Problem description: Answer with a single number, the count of lines holding the word "title".

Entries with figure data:
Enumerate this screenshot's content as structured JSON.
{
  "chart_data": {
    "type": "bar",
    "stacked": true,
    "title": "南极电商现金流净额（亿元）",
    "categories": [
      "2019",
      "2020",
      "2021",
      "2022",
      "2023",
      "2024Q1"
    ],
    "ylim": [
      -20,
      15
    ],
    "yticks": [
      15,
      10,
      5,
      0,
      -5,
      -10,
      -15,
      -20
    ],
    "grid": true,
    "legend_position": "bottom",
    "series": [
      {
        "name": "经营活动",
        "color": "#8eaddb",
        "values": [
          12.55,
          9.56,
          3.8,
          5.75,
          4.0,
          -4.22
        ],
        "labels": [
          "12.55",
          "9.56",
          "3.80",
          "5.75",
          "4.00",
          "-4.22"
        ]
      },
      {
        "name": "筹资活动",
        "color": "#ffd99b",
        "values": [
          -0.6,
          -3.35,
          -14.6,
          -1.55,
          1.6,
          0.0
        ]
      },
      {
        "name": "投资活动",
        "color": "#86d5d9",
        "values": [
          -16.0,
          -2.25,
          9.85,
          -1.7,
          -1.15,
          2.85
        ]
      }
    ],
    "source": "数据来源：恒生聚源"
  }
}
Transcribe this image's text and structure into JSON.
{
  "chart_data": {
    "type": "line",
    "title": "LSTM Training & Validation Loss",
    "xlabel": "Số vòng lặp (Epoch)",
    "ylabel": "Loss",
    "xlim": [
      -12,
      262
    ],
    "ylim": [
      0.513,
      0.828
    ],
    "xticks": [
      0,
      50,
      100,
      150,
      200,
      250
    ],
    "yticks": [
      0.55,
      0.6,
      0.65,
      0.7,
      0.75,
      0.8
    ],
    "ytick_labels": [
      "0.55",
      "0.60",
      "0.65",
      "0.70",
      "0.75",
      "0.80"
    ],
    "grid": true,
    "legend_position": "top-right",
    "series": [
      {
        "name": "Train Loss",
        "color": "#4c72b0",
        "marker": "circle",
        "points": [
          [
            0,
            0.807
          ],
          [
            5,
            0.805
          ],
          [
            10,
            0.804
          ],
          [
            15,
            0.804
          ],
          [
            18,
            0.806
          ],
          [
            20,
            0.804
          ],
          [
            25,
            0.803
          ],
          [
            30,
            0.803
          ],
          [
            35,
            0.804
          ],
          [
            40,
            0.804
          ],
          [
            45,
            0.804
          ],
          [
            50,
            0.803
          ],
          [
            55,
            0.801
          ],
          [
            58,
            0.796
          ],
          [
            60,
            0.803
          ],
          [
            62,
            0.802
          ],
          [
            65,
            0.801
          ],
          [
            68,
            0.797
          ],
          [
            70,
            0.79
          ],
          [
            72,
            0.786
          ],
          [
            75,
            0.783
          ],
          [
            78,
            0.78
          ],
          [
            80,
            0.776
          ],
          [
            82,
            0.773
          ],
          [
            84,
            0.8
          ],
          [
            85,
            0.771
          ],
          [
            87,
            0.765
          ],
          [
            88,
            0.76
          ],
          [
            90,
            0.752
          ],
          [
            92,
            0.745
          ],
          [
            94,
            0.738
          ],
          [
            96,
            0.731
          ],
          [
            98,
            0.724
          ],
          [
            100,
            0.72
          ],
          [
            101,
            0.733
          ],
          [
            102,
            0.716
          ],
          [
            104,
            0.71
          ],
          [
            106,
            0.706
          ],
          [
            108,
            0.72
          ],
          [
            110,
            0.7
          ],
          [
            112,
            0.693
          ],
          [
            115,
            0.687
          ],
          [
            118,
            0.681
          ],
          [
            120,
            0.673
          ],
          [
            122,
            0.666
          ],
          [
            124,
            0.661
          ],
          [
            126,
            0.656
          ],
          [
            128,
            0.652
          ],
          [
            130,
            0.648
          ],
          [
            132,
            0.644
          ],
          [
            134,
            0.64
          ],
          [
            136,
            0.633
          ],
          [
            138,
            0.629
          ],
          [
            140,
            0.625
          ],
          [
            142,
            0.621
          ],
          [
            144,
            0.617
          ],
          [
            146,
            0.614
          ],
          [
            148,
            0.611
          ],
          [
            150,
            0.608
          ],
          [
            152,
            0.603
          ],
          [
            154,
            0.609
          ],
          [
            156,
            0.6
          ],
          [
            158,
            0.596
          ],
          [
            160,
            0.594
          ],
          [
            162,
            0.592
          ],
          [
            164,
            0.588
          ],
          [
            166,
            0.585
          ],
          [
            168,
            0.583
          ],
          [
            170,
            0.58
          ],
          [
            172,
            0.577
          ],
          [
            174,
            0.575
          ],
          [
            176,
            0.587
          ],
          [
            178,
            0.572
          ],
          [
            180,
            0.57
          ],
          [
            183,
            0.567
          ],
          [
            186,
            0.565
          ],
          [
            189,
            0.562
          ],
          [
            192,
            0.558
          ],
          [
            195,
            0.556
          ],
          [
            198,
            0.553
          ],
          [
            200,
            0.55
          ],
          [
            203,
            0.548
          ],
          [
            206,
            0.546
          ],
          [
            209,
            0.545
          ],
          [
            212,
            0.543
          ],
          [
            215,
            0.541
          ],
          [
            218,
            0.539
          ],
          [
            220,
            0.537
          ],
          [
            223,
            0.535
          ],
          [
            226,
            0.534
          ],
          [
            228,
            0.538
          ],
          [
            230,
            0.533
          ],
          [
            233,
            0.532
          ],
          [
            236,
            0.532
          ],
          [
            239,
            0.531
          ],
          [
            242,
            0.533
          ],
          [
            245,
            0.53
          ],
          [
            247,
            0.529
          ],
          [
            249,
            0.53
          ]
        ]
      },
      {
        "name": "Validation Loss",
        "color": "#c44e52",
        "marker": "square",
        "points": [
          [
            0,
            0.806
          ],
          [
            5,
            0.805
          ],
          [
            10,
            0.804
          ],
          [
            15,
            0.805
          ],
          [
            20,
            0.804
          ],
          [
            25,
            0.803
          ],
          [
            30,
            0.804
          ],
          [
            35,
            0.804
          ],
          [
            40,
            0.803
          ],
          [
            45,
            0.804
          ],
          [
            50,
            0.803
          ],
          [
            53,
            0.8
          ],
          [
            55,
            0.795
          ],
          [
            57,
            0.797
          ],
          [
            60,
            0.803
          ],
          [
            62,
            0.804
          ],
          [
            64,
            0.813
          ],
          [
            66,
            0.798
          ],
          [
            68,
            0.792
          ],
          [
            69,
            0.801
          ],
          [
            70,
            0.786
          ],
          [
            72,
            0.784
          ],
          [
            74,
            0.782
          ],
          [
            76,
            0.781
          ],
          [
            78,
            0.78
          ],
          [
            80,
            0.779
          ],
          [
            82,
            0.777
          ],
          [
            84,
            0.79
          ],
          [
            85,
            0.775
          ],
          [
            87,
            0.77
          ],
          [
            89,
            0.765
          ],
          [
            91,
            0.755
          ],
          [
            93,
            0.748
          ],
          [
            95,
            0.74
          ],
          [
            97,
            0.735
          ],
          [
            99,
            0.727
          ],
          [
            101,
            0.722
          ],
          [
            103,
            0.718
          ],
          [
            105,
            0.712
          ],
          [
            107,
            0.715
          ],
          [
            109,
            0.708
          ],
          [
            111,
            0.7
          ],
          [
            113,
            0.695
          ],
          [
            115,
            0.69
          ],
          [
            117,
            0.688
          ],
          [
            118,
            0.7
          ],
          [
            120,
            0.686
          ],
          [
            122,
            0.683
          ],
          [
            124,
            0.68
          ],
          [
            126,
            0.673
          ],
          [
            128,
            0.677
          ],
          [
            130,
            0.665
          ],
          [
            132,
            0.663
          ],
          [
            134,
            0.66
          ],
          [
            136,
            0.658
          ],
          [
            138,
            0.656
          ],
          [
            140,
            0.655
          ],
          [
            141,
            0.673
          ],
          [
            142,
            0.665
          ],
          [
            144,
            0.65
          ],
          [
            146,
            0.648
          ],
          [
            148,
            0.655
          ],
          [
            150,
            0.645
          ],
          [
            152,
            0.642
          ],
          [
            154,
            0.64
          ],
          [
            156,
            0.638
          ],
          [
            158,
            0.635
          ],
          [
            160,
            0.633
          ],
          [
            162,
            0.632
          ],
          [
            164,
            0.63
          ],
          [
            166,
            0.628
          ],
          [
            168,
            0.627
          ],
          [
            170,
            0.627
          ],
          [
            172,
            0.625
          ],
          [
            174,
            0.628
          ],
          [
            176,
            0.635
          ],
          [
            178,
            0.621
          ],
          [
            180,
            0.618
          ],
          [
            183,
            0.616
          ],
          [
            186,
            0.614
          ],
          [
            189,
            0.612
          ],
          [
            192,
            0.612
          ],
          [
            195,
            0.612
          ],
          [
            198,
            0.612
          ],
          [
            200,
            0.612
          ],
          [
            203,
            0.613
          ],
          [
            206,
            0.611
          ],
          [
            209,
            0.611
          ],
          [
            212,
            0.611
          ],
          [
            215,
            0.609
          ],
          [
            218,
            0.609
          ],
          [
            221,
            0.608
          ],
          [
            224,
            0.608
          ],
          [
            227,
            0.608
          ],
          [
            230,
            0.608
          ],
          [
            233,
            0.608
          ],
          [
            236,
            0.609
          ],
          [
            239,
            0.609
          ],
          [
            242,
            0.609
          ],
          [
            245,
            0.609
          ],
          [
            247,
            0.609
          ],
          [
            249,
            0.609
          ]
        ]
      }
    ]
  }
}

Answer for this exercise: 2